What is needed:
Your answer should be one number: the count of lines in these entries that hold the word "this".

Stored records:
----
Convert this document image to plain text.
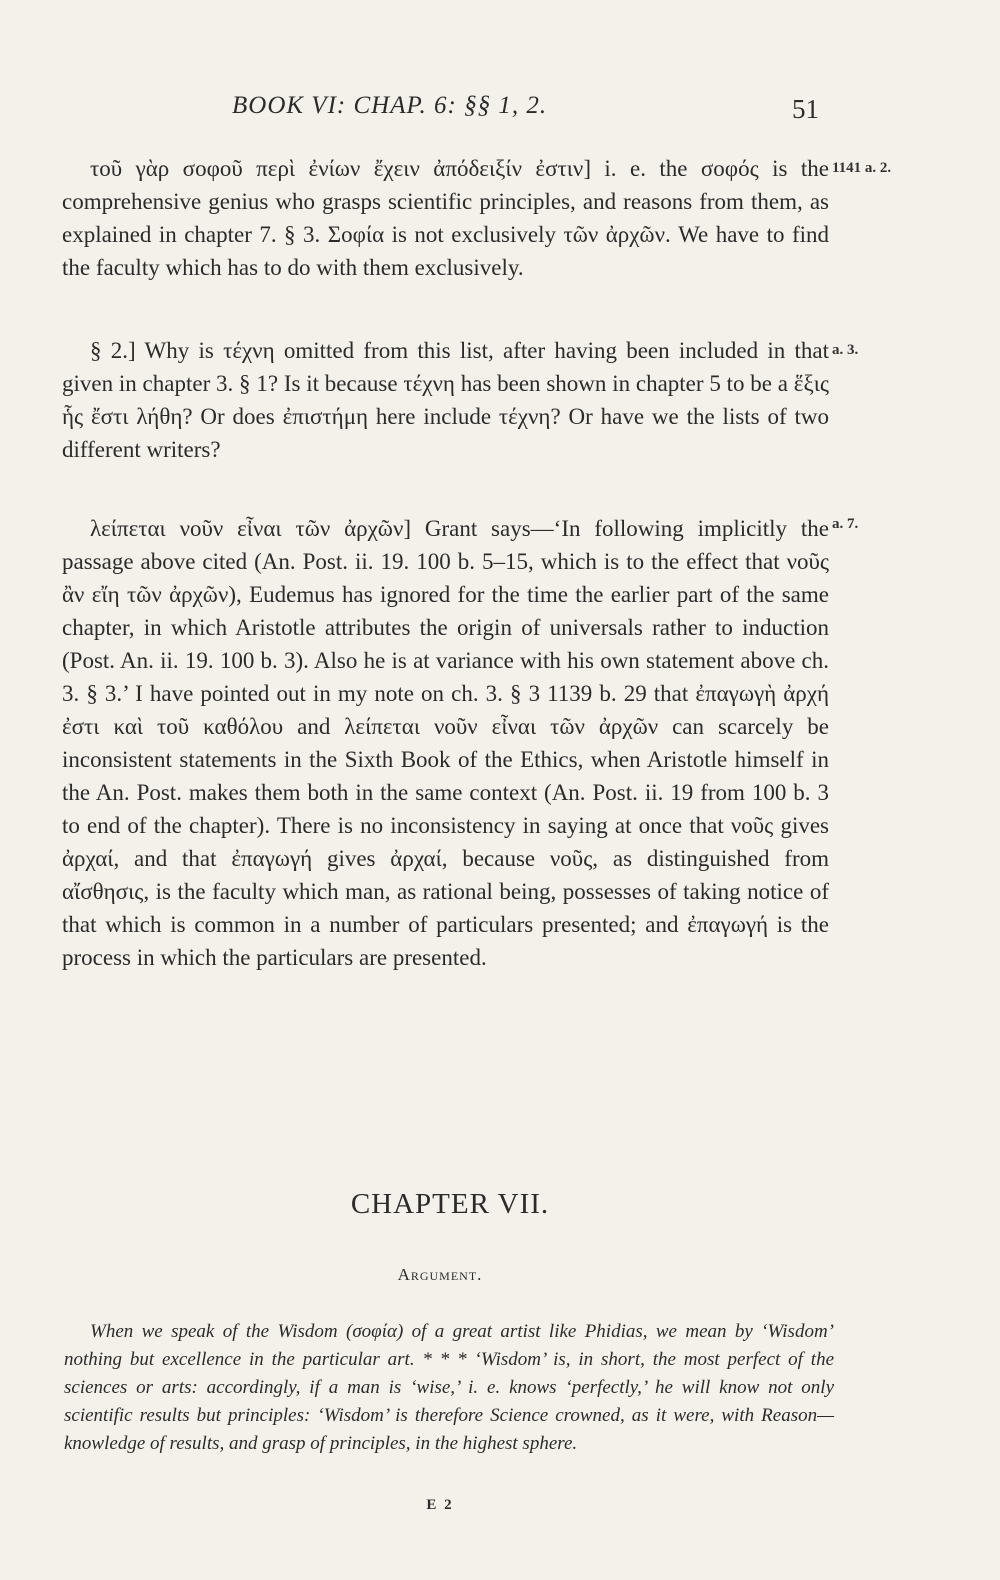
BOOK VI: CHAP. 6: §§ 1, 2.	51
1141 a. 2.
a. 3.
a. 7.

τοῦ γὰρ σοφοῦ περὶ ἐνίων ἔχειν ἀπόδειξίν ἐστιν] i. e. the σοφός is the comprehensive genius who grasps scientific principles, and reasons from them, as explained in chapter 7. § 3. Σοφία is not exclusively τῶν ἀρχῶν. We have to find the faculty which has to do with them exclusively.

§ 2.] Why is τέχνη omitted from this list, after having been included in that given in chapter 3. § 1? Is it because τέχνη has been shown in chapter 5 to be a ἕξις ἧς ἔστι λήθη? Or does ἐπιστήμη here include τέχνη? Or have we the lists of two different writers?

λείπεται νοῦν εἶναι τῶν ἀρχῶν] Grant says—‘In following implicitly the passage above cited (An. Post. ii. 19. 100 b. 5–15, which is to the effect that νοῦς ἂν εἴη τῶν ἀρχῶν), Eudemus has ignored for the time the earlier part of the same chapter, in which Aristotle attributes the origin of universals rather to induction (Post. An. ii. 19. 100 b. 3). Also he is at variance with his own statement above ch. 3. § 3.’ I have pointed out in my note on ch. 3. § 3 1139 b. 29 that ἐπαγωγὴ ἀρχή ἐστι καὶ τοῦ καθόλου and λείπεται νοῦν εἶναι τῶν ἀρχῶν can scarcely be inconsistent statements in the Sixth Book of the Ethics, when Aristotle himself in the An. Post. makes them both in the same context (An. Post. ii. 19 from 100 b. 3 to end of the chapter). There is no inconsistency in saying at once that νοῦς gives ἀρχαί, and that ἐπαγωγή gives ἀρχαί, because νοῦς, as distinguished from αἴσθησις, is the faculty which man, as rational being, possesses of taking notice of that which is common in a number of particulars presented; and ἐπαγωγή is the process in which the particulars are presented.

CHAPTER VII.
Argument.

When we speak of the Wisdom (σοφία) of a great artist like Phidias, we mean by ‘Wisdom’ nothing but excellence in the particular art. * * * ‘Wisdom’ is, in short, the most perfect of the sciences or arts: accordingly, if a man is ‘wise,’ i. e. knows ‘perfectly,’ he will know not only scientific results but principles: ‘Wisdom’ is therefore Science crowned, as it were, with Reason—knowledge of results, and grasp of principles, in the highest sphere.

E 2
----
Result of the exercise:
2